THE PROBLEM: Reproduce the listing verbatim, starting at its first line and ending at the line that contains "data-point — [382, 473, 387, 478]", with both of these lines included.

DATA SUPPLIED:

__________________________________________________

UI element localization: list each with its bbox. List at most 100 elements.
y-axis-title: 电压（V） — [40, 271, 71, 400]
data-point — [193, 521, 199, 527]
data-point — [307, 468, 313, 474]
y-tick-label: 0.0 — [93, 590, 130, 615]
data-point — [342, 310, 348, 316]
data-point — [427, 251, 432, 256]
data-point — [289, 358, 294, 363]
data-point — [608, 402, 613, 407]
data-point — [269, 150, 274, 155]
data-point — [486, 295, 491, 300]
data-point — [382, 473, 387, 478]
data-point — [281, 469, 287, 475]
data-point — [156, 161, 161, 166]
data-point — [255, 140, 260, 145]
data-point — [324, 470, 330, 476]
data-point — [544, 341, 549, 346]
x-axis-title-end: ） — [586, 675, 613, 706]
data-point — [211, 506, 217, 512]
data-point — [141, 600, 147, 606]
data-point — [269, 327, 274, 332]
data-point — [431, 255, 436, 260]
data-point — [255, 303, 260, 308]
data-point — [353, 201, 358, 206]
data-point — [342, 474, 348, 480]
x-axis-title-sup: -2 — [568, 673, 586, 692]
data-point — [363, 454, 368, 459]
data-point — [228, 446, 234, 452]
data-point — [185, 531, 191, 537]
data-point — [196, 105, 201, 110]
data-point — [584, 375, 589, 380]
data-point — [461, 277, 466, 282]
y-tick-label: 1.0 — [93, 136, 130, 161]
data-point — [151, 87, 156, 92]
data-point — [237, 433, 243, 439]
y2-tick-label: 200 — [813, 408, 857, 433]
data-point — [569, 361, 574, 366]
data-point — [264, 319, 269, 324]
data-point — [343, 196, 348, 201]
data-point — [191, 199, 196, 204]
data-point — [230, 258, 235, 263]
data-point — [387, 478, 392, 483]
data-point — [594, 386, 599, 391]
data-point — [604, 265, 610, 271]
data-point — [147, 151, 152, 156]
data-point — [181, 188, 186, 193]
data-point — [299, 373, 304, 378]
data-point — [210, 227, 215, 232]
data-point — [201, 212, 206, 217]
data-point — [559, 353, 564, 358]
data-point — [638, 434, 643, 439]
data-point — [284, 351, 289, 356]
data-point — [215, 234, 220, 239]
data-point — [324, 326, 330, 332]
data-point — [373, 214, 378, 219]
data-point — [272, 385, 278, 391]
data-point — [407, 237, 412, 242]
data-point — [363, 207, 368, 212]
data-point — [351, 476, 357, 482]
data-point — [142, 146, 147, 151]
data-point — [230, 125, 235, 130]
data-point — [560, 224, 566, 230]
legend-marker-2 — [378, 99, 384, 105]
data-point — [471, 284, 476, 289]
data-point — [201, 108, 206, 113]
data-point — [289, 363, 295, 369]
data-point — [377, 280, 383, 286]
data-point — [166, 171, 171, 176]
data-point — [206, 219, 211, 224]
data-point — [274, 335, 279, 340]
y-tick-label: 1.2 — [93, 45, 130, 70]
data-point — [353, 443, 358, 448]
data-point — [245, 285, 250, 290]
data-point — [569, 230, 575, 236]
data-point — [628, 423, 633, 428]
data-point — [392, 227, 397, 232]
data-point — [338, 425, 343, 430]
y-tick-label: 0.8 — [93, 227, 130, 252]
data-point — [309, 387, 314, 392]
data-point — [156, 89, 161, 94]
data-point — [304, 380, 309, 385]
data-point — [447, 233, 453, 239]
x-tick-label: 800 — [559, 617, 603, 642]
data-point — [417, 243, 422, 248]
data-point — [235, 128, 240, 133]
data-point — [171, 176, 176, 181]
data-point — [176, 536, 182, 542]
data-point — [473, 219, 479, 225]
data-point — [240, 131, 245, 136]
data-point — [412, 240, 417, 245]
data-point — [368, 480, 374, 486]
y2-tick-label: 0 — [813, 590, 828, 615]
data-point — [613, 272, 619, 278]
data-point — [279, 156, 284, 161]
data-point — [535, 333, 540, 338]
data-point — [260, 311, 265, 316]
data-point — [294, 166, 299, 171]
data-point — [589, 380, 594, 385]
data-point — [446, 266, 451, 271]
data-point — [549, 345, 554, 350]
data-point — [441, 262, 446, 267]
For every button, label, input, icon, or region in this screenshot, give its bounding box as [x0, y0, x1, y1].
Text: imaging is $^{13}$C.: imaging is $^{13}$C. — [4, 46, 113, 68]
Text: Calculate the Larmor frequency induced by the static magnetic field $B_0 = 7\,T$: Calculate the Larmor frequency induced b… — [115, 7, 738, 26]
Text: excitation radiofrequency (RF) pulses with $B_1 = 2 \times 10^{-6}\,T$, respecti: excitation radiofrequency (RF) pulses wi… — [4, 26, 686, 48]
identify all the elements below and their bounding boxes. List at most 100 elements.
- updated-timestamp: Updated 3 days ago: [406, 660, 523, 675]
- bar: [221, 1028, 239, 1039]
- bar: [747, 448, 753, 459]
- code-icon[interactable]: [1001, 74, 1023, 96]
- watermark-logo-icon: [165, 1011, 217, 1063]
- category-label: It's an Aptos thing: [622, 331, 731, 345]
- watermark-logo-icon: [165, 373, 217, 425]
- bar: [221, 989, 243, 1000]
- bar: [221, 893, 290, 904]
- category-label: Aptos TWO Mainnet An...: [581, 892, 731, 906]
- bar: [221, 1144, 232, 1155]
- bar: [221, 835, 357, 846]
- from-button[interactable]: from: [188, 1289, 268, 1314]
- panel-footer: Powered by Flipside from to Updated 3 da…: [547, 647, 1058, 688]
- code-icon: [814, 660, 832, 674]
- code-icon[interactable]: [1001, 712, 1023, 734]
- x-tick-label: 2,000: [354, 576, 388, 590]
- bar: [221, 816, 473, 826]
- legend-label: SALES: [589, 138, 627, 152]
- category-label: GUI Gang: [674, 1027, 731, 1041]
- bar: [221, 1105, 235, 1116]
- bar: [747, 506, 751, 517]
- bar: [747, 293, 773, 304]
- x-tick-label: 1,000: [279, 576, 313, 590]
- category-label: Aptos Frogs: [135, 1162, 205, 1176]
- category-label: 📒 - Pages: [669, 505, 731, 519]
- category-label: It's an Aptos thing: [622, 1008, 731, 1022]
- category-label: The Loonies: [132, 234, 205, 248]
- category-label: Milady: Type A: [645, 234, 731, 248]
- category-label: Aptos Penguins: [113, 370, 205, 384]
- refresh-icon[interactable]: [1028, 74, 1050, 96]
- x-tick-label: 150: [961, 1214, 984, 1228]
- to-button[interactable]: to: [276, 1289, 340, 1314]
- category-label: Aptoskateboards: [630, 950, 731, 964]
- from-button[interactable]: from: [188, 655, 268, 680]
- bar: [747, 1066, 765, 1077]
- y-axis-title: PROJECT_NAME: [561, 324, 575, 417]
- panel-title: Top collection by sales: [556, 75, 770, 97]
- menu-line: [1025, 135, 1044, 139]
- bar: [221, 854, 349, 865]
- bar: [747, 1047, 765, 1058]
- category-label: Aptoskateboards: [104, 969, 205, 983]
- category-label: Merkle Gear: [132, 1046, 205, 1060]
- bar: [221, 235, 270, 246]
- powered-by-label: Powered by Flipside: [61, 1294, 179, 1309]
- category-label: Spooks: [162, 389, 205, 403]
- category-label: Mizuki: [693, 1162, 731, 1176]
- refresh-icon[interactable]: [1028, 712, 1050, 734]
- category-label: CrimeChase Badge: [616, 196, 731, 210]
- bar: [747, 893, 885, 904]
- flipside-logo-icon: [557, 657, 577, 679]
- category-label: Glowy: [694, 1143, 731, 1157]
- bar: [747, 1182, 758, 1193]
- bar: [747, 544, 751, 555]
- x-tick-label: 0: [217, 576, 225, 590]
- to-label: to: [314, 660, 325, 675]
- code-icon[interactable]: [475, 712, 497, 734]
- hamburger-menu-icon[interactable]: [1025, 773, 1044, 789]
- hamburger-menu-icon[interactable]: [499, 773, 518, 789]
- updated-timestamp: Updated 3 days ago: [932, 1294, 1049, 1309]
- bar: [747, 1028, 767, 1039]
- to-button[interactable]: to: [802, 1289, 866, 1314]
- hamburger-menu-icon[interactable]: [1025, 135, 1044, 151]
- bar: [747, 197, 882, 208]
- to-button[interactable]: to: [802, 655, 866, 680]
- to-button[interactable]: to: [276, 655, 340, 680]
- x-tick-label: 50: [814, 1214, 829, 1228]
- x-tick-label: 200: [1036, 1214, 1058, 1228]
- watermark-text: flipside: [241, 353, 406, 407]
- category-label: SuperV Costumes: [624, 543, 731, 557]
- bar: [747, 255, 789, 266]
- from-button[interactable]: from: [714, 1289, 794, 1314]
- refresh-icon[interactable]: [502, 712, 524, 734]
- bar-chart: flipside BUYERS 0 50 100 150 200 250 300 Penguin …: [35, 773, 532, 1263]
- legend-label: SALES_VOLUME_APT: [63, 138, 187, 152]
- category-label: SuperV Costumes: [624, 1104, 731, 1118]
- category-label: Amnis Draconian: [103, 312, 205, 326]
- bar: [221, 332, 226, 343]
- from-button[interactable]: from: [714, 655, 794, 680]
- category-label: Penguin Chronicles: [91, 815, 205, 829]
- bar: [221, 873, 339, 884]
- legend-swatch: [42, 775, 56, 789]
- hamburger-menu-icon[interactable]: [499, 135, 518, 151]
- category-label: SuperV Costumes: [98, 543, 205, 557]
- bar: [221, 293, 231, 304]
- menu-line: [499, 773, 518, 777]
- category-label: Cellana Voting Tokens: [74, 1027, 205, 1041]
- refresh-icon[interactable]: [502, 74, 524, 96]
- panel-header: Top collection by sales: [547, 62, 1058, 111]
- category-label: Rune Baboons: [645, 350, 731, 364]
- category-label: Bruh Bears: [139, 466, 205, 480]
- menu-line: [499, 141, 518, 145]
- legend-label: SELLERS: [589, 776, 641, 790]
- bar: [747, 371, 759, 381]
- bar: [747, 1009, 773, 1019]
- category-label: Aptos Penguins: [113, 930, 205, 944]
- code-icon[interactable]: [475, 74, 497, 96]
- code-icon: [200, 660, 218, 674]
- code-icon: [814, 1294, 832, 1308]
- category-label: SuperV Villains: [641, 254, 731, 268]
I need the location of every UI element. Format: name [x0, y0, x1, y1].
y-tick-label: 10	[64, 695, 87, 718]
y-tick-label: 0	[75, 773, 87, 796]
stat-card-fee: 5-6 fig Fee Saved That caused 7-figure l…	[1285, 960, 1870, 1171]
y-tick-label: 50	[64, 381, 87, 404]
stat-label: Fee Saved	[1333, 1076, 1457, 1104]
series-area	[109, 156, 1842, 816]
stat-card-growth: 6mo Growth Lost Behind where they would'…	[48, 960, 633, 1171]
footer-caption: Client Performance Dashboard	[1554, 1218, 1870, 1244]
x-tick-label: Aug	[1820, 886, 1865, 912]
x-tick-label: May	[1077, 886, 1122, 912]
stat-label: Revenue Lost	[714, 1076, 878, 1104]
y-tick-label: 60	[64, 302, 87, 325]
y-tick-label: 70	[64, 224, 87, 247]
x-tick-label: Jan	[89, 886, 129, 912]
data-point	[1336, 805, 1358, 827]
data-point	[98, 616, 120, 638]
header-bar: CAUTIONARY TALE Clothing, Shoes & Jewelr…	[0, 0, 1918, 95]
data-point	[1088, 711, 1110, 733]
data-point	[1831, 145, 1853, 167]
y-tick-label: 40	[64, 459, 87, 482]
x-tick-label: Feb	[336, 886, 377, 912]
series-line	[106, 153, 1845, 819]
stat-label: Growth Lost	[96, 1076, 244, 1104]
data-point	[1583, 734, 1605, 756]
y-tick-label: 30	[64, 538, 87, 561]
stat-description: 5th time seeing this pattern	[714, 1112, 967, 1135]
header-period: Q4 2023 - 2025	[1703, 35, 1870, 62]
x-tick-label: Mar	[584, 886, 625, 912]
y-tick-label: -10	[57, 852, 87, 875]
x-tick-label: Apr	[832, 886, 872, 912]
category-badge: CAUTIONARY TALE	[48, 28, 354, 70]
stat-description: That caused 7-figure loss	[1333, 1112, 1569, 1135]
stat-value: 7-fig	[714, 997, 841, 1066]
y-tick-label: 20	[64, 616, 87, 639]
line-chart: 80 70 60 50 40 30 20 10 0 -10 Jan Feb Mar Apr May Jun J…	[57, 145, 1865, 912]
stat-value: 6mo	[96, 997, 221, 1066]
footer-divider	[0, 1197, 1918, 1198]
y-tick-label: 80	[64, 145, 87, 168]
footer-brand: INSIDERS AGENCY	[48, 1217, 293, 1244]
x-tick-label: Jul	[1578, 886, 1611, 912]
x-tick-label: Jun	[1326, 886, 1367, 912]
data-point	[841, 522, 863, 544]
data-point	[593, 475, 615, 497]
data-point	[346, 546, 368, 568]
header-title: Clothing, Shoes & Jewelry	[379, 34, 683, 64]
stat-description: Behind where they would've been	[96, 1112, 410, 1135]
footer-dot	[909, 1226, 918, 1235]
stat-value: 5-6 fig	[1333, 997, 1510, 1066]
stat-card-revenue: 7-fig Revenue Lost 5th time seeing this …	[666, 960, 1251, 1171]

__________________________________________________

OUTPUT BELOW:
UI element localization: list each with its bbox. List at most 100 elements.
y-axis-title: 电压（V） — [40, 271, 71, 400]
data-point — [193, 521, 199, 527]
data-point — [307, 468, 313, 474]
y-tick-label: 0.0 — [93, 590, 130, 615]
data-point — [342, 310, 348, 316]
data-point — [427, 251, 432, 256]
data-point — [289, 358, 294, 363]
data-point — [608, 402, 613, 407]
data-point — [269, 150, 274, 155]
data-point — [486, 295, 491, 300]
data-point — [382, 473, 387, 478]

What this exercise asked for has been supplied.